## MATERIAL TO PROCESS
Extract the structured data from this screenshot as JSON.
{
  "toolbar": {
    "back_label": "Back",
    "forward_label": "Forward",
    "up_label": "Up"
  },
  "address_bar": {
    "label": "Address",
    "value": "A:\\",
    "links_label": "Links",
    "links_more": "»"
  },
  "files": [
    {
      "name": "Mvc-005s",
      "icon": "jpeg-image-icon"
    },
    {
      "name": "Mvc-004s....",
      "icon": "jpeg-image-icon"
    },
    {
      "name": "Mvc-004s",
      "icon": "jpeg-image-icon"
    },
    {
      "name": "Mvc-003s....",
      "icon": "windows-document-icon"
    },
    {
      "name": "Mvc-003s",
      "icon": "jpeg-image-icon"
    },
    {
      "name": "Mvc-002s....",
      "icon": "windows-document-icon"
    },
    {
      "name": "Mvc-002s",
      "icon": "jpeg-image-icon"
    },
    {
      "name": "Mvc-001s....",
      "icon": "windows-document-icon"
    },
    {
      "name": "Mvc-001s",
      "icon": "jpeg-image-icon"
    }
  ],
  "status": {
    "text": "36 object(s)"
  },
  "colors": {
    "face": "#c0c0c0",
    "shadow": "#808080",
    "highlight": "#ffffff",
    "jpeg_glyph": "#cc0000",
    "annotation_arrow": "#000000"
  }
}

## WHAT YOU ARE ASKED TO DO
Copy each entry exactly, with nothing added or dropped.

## RESPONSE BELOW
Extract the structured data from this screenshot as JSON.
{
  "toolbar": {
    "back_label": "Back",
    "forward_label": "Forward",
    "up_label": "Up"
  },
  "address_bar": {
    "label": "Address",
    "value": "A:\\",
    "links_label": "Links",
    "links_more": "»"
  },
  "files": [
    {
      "name": "Mvc-005s",
      "icon": "jpeg-image-icon"
    },
    {
      "name": "Mvc-004s....",
      "icon": "jpeg-image-icon"
    },
    {
      "name": "Mvc-004s",
      "icon": "jpeg-image-icon"
    },
    {
      "name": "Mvc-003s....",
      "icon": "windows-document-icon"
    },
    {
      "name": "Mvc-003s",
      "icon": "jpeg-image-icon"
    },
    {
      "name": "Mvc-002s....",
      "icon": "windows-document-icon"
    },
    {
      "name": "Mvc-002s",
      "icon": "jpeg-image-icon"
    },
    {
      "name": "Mvc-001s....",
      "icon": "windows-document-icon"
    },
    {
      "name": "Mvc-001s",
      "icon": "jpeg-image-icon"
    }
  ],
  "status": {
    "text": "36 object(s)"
  },
  "colors": {
    "face": "#c0c0c0",
    "shadow": "#808080",
    "highlight": "#ffffff",
    "jpeg_glyph": "#cc0000",
    "annotation_arrow": "#000000"
  }
}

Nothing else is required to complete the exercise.